[Figure record listings]
=====

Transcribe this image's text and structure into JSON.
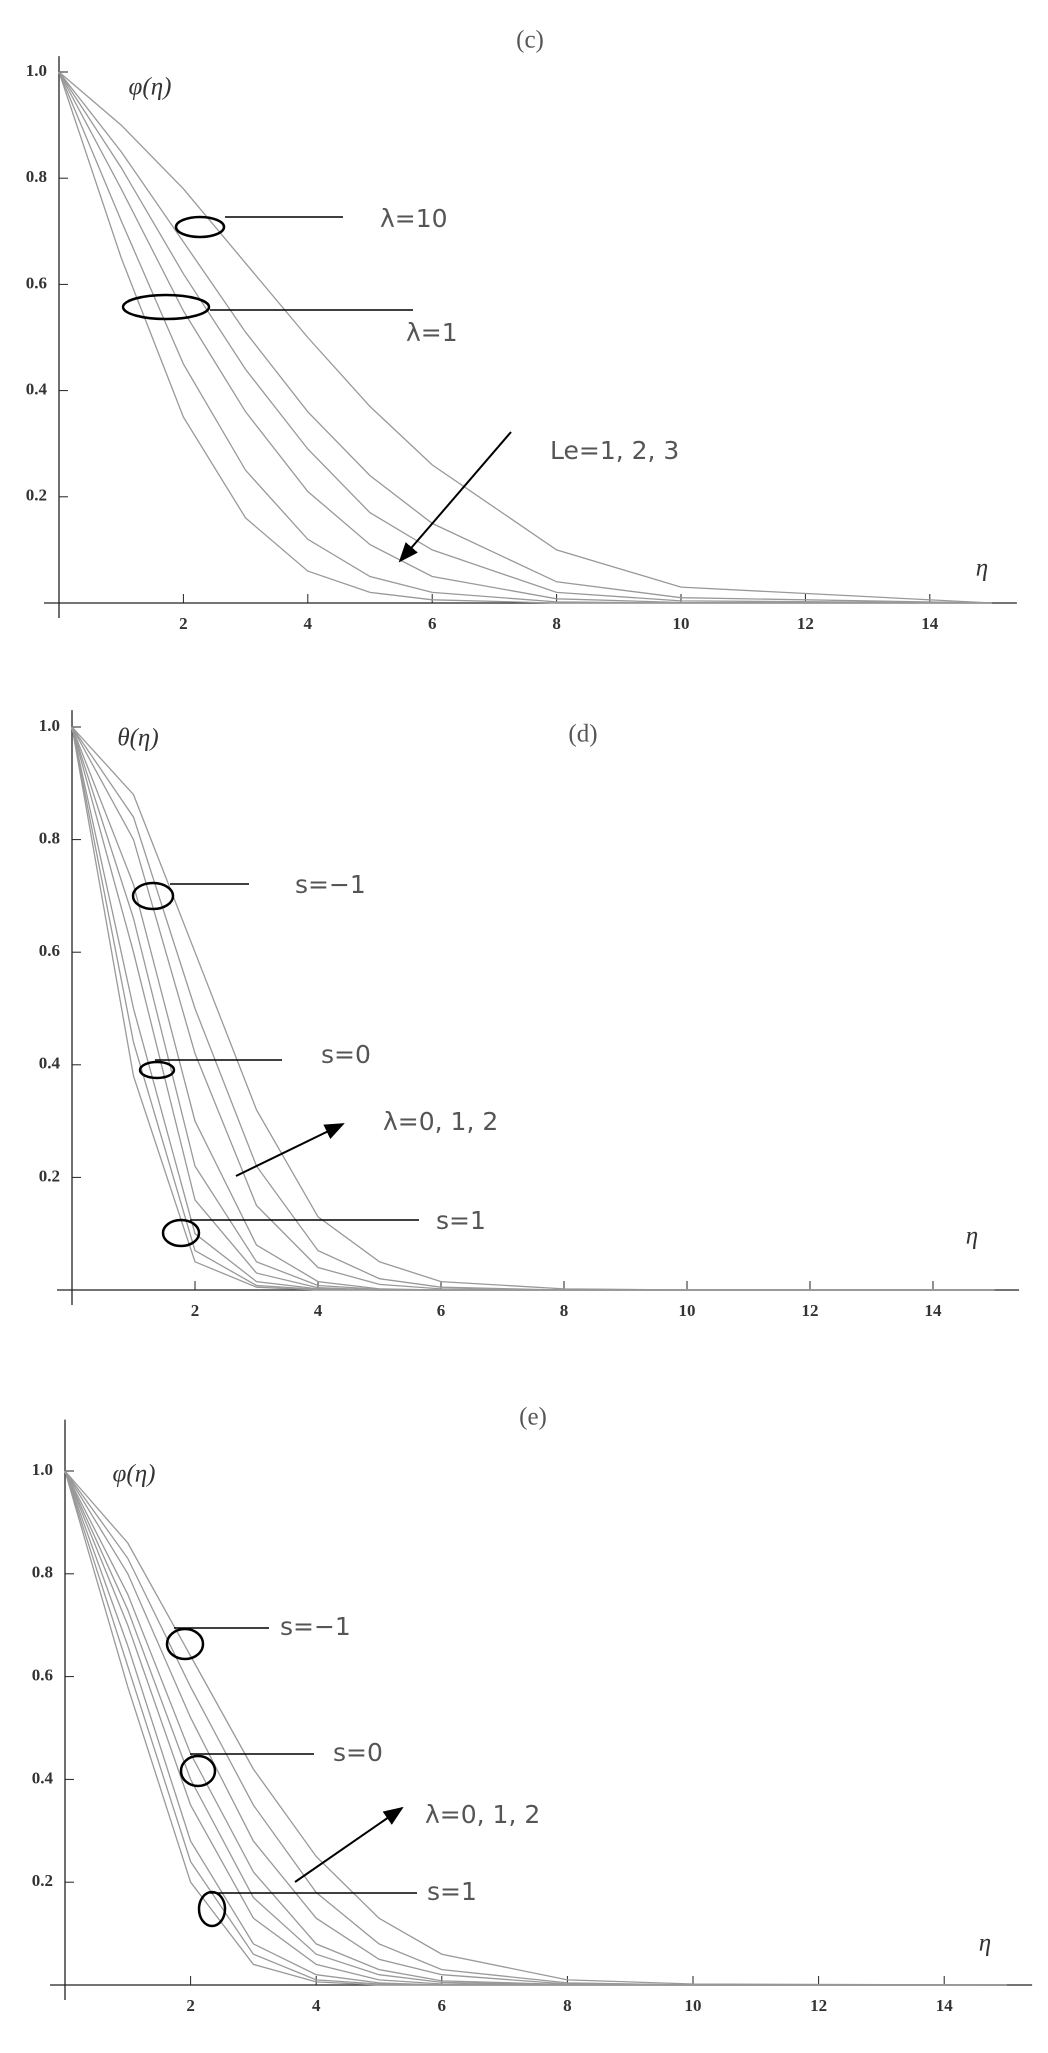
{
  "chart_data": [
    {
      "type": "line",
      "title": "(c)",
      "ylabel": "φ(η)",
      "xlabel": "η",
      "annotations": [
        "λ=10",
        "λ=1",
        "Le=1, 2, 3"
      ],
      "x": [
        0,
        1,
        2,
        3,
        4,
        5,
        6,
        8,
        10,
        15
      ],
      "series": [
        {
          "color": "#999999",
          "values": [
            1,
            0.9,
            0.78,
            0.64,
            0.5,
            0.37,
            0.26,
            0.1,
            0.03,
            0
          ]
        },
        {
          "color": "#999999",
          "values": [
            1,
            0.85,
            0.68,
            0.51,
            0.36,
            0.24,
            0.15,
            0.04,
            0.01,
            0
          ]
        },
        {
          "color": "#999999",
          "values": [
            1,
            0.82,
            0.62,
            0.44,
            0.29,
            0.17,
            0.1,
            0.02,
            0.004,
            0
          ]
        },
        {
          "color": "#999999",
          "values": [
            1,
            0.78,
            0.55,
            0.36,
            0.21,
            0.11,
            0.05,
            0.008,
            0.001,
            0
          ]
        },
        {
          "color": "#999999",
          "values": [
            1,
            0.72,
            0.45,
            0.25,
            0.12,
            0.05,
            0.02,
            0.002,
            0,
            0
          ]
        },
        {
          "color": "#999999",
          "values": [
            1,
            0.65,
            0.35,
            0.16,
            0.06,
            0.02,
            0.006,
            0,
            0,
            0
          ]
        }
      ],
      "xlim": [
        0,
        15.4
      ],
      "ylim": [
        0,
        1.03
      ],
      "xticks": [
        2,
        4,
        6,
        8,
        10,
        12,
        14
      ],
      "yticks": [
        0.2,
        0.4,
        0.6,
        0.8,
        {
          "value": 1,
          "label": "1.0"
        }
      ]
    },
    {
      "type": "line",
      "title": "(d)",
      "ylabel": "θ(η)",
      "xlabel": "η",
      "annotations": [
        "s=−1",
        "s=0",
        "λ=0, 1, 2",
        "s=1"
      ],
      "x": [
        0,
        1,
        2,
        3,
        4,
        5,
        6,
        8,
        10,
        15
      ],
      "series": [
        {
          "color": "#999999",
          "values": [
            1,
            0.88,
            0.6,
            0.32,
            0.13,
            0.05,
            0.015,
            0.002,
            0,
            0
          ]
        },
        {
          "color": "#999999",
          "values": [
            1,
            0.84,
            0.5,
            0.22,
            0.07,
            0.02,
            0.005,
            0,
            0,
            0
          ]
        },
        {
          "color": "#999999",
          "values": [
            1,
            0.8,
            0.42,
            0.15,
            0.04,
            0.01,
            0.002,
            0,
            0,
            0
          ]
        },
        {
          "color": "#999999",
          "values": [
            1,
            0.72,
            0.3,
            0.08,
            0.015,
            0.002,
            0,
            0,
            0,
            0
          ]
        },
        {
          "color": "#999999",
          "values": [
            1,
            0.66,
            0.22,
            0.05,
            0.008,
            0.001,
            0,
            0,
            0,
            0
          ]
        },
        {
          "color": "#999999",
          "values": [
            1,
            0.6,
            0.16,
            0.03,
            0.004,
            0,
            0,
            0,
            0,
            0
          ]
        },
        {
          "color": "#999999",
          "values": [
            1,
            0.5,
            0.1,
            0.015,
            0.002,
            0,
            0,
            0,
            0,
            0
          ]
        },
        {
          "color": "#999999",
          "values": [
            1,
            0.44,
            0.07,
            0.008,
            0.001,
            0,
            0,
            0,
            0,
            0
          ]
        },
        {
          "color": "#999999",
          "values": [
            1,
            0.38,
            0.05,
            0.005,
            0,
            0,
            0,
            0,
            0,
            0
          ]
        }
      ],
      "xlim": [
        0,
        15.4
      ],
      "ylim": [
        0,
        1.03
      ],
      "xticks": [
        2,
        4,
        6,
        8,
        10,
        12,
        14
      ],
      "yticks": [
        0.2,
        0.4,
        0.6,
        0.8,
        {
          "value": 1,
          "label": "1.0"
        }
      ]
    },
    {
      "type": "line",
      "title": "(e)",
      "ylabel": "φ(η)",
      "xlabel": "η",
      "annotations": [
        "s=−1",
        "s=0",
        "λ=0, 1, 2",
        "s=1"
      ],
      "x": [
        0,
        1,
        2,
        3,
        4,
        5,
        6,
        8,
        10,
        15
      ],
      "series": [
        {
          "color": "#999999",
          "values": [
            1,
            0.86,
            0.64,
            0.42,
            0.25,
            0.13,
            0.06,
            0.01,
            0.002,
            0
          ]
        },
        {
          "color": "#999999",
          "values": [
            1,
            0.83,
            0.58,
            0.35,
            0.18,
            0.08,
            0.03,
            0.004,
            0,
            0
          ]
        },
        {
          "color": "#999999",
          "values": [
            1,
            0.8,
            0.52,
            0.28,
            0.13,
            0.05,
            0.02,
            0.002,
            0,
            0
          ]
        },
        {
          "color": "#999999",
          "values": [
            1,
            0.76,
            0.45,
            0.22,
            0.08,
            0.03,
            0.008,
            0.001,
            0,
            0
          ]
        },
        {
          "color": "#999999",
          "values": [
            1,
            0.73,
            0.4,
            0.17,
            0.06,
            0.02,
            0.005,
            0,
            0,
            0
          ]
        },
        {
          "color": "#999999",
          "values": [
            1,
            0.7,
            0.35,
            0.13,
            0.04,
            0.01,
            0.002,
            0,
            0,
            0
          ]
        },
        {
          "color": "#999999",
          "values": [
            1,
            0.66,
            0.28,
            0.08,
            0.02,
            0.004,
            0,
            0,
            0,
            0
          ]
        },
        {
          "color": "#999999",
          "values": [
            1,
            0.62,
            0.24,
            0.06,
            0.01,
            0.002,
            0,
            0,
            0,
            0
          ]
        },
        {
          "color": "#999999",
          "values": [
            1,
            0.58,
            0.2,
            0.04,
            0.006,
            0,
            0,
            0,
            0,
            0
          ]
        }
      ],
      "xlim": [
        0,
        15.4
      ],
      "ylim": [
        0,
        1.1
      ],
      "xticks": [
        2,
        4,
        6,
        8,
        10,
        12,
        14
      ],
      "yticks": [
        0.2,
        0.4,
        0.6,
        0.8,
        {
          "value": 1,
          "label": "1.0"
        }
      ]
    }
  ]
}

=====

Set exercise — All entries are to be retyped exactly. Omit any embedded images.

Full response —
Transcribe this image's text and structure into JSON.
{
  "chart_data": [
    {
      "type": "line",
      "title": "(c)",
      "ylabel": "φ(η)",
      "xlabel": "η",
      "annotations": [
        "λ=10",
        "λ=1",
        "Le=1, 2, 3"
      ],
      "x": [
        0,
        1,
        2,
        3,
        4,
        5,
        6,
        8,
        10,
        15
      ],
      "series": [
        {
          "color": "#999999",
          "values": [
            1,
            0.9,
            0.78,
            0.64,
            0.5,
            0.37,
            0.26,
            0.1,
            0.03,
            0
          ]
        },
        {
          "color": "#999999",
          "values": [
            1,
            0.85,
            0.68,
            0.51,
            0.36,
            0.24,
            0.15,
            0.04,
            0.01,
            0
          ]
        },
        {
          "color": "#999999",
          "values": [
            1,
            0.82,
            0.62,
            0.44,
            0.29,
            0.17,
            0.1,
            0.02,
            0.004,
            0
          ]
        },
        {
          "color": "#999999",
          "values": [
            1,
            0.78,
            0.55,
            0.36,
            0.21,
            0.11,
            0.05,
            0.008,
            0.001,
            0
          ]
        },
        {
          "color": "#999999",
          "values": [
            1,
            0.72,
            0.45,
            0.25,
            0.12,
            0.05,
            0.02,
            0.002,
            0,
            0
          ]
        },
        {
          "color": "#999999",
          "values": [
            1,
            0.65,
            0.35,
            0.16,
            0.06,
            0.02,
            0.006,
            0,
            0,
            0
          ]
        }
      ],
      "xlim": [
        0,
        15.4
      ],
      "ylim": [
        0,
        1.03
      ],
      "xticks": [
        2,
        4,
        6,
        8,
        10,
        12,
        14
      ],
      "yticks": [
        0.2,
        0.4,
        0.6,
        0.8,
        {
          "value": 1,
          "label": "1.0"
        }
      ]
    },
    {
      "type": "line",
      "title": "(d)",
      "ylabel": "θ(η)",
      "xlabel": "η",
      "annotations": [
        "s=−1",
        "s=0",
        "λ=0, 1, 2",
        "s=1"
      ],
      "x": [
        0,
        1,
        2,
        3,
        4,
        5,
        6,
        8,
        10,
        15
      ],
      "series": [
        {
          "color": "#999999",
          "values": [
            1,
            0.88,
            0.6,
            0.32,
            0.13,
            0.05,
            0.015,
            0.002,
            0,
            0
          ]
        },
        {
          "color": "#999999",
          "values": [
            1,
            0.84,
            0.5,
            0.22,
            0.07,
            0.02,
            0.005,
            0,
            0,
            0
          ]
        },
        {
          "color": "#999999",
          "values": [
            1,
            0.8,
            0.42,
            0.15,
            0.04,
            0.01,
            0.002,
            0,
            0,
            0
          ]
        },
        {
          "color": "#999999",
          "values": [
            1,
            0.72,
            0.3,
            0.08,
            0.015,
            0.002,
            0,
            0,
            0,
            0
          ]
        },
        {
          "color": "#999999",
          "values": [
            1,
            0.66,
            0.22,
            0.05,
            0.008,
            0.001,
            0,
            0,
            0,
            0
          ]
        },
        {
          "color": "#999999",
          "values": [
            1,
            0.6,
            0.16,
            0.03,
            0.004,
            0,
            0,
            0,
            0,
            0
          ]
        },
        {
          "color": "#999999",
          "values": [
            1,
            0.5,
            0.1,
            0.015,
            0.002,
            0,
            0,
            0,
            0,
            0
          ]
        },
        {
          "color": "#999999",
          "values": [
            1,
            0.44,
            0.07,
            0.008,
            0.001,
            0,
            0,
            0,
            0,
            0
          ]
        },
        {
          "color": "#999999",
          "values": [
            1,
            0.38,
            0.05,
            0.005,
            0,
            0,
            0,
            0,
            0,
            0
          ]
        }
      ],
      "xlim": [
        0,
        15.4
      ],
      "ylim": [
        0,
        1.03
      ],
      "xticks": [
        2,
        4,
        6,
        8,
        10,
        12,
        14
      ],
      "yticks": [
        0.2,
        0.4,
        0.6,
        0.8,
        {
          "value": 1,
          "label": "1.0"
        }
      ]
    },
    {
      "type": "line",
      "title": "(e)",
      "ylabel": "φ(η)",
      "xlabel": "η",
      "annotations": [
        "s=−1",
        "s=0",
        "λ=0, 1, 2",
        "s=1"
      ],
      "x": [
        0,
        1,
        2,
        3,
        4,
        5,
        6,
        8,
        10,
        15
      ],
      "series": [
        {
          "color": "#999999",
          "values": [
            1,
            0.86,
            0.64,
            0.42,
            0.25,
            0.13,
            0.06,
            0.01,
            0.002,
            0
          ]
        },
        {
          "color": "#999999",
          "values": [
            1,
            0.83,
            0.58,
            0.35,
            0.18,
            0.08,
            0.03,
            0.004,
            0,
            0
          ]
        },
        {
          "color": "#999999",
          "values": [
            1,
            0.8,
            0.52,
            0.28,
            0.13,
            0.05,
            0.02,
            0.002,
            0,
            0
          ]
        },
        {
          "color": "#999999",
          "values": [
            1,
            0.76,
            0.45,
            0.22,
            0.08,
            0.03,
            0.008,
            0.001,
            0,
            0
          ]
        },
        {
          "color": "#999999",
          "values": [
            1,
            0.73,
            0.4,
            0.17,
            0.06,
            0.02,
            0.005,
            0,
            0,
            0
          ]
        },
        {
          "color": "#999999",
          "values": [
            1,
            0.7,
            0.35,
            0.13,
            0.04,
            0.01,
            0.002,
            0,
            0,
            0
          ]
        },
        {
          "color": "#999999",
          "values": [
            1,
            0.66,
            0.28,
            0.08,
            0.02,
            0.004,
            0,
            0,
            0,
            0
          ]
        },
        {
          "color": "#999999",
          "values": [
            1,
            0.62,
            0.24,
            0.06,
            0.01,
            0.002,
            0,
            0,
            0,
            0
          ]
        },
        {
          "color": "#999999",
          "values": [
            1,
            0.58,
            0.2,
            0.04,
            0.006,
            0,
            0,
            0,
            0,
            0
          ]
        }
      ],
      "xlim": [
        0,
        15.4
      ],
      "ylim": [
        0,
        1.1
      ],
      "xticks": [
        2,
        4,
        6,
        8,
        10,
        12,
        14
      ],
      "yticks": [
        0.2,
        0.4,
        0.6,
        0.8,
        {
          "value": 1,
          "label": "1.0"
        }
      ]
    }
  ]
}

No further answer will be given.